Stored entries
▶
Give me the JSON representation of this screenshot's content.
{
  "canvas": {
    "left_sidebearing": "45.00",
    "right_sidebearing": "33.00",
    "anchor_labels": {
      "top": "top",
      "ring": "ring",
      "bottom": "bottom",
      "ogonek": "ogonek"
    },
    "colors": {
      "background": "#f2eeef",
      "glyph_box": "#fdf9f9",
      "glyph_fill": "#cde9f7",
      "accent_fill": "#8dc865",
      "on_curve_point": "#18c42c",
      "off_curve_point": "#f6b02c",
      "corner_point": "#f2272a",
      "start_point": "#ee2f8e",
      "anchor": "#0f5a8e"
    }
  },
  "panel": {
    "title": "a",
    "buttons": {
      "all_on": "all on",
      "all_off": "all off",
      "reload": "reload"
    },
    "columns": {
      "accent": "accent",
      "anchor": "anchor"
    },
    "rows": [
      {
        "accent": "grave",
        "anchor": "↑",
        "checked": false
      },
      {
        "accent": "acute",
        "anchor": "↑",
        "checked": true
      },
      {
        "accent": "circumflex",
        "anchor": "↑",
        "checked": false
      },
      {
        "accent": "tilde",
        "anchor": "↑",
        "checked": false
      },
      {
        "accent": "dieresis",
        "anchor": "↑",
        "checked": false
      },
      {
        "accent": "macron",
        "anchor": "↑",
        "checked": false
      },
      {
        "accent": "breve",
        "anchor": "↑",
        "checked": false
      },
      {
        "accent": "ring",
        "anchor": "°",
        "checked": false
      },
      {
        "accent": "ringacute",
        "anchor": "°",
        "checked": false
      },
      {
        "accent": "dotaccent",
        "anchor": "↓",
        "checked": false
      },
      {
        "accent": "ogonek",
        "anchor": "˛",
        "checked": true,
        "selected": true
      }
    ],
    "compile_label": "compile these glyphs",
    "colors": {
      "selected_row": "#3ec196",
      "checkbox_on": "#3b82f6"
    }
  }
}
◀
EXERCISE: Each line in the listing above that contains "true" should be copied.

EXERCISE ANSWER:
        "checked": true
        "checked": true,
        "selected": true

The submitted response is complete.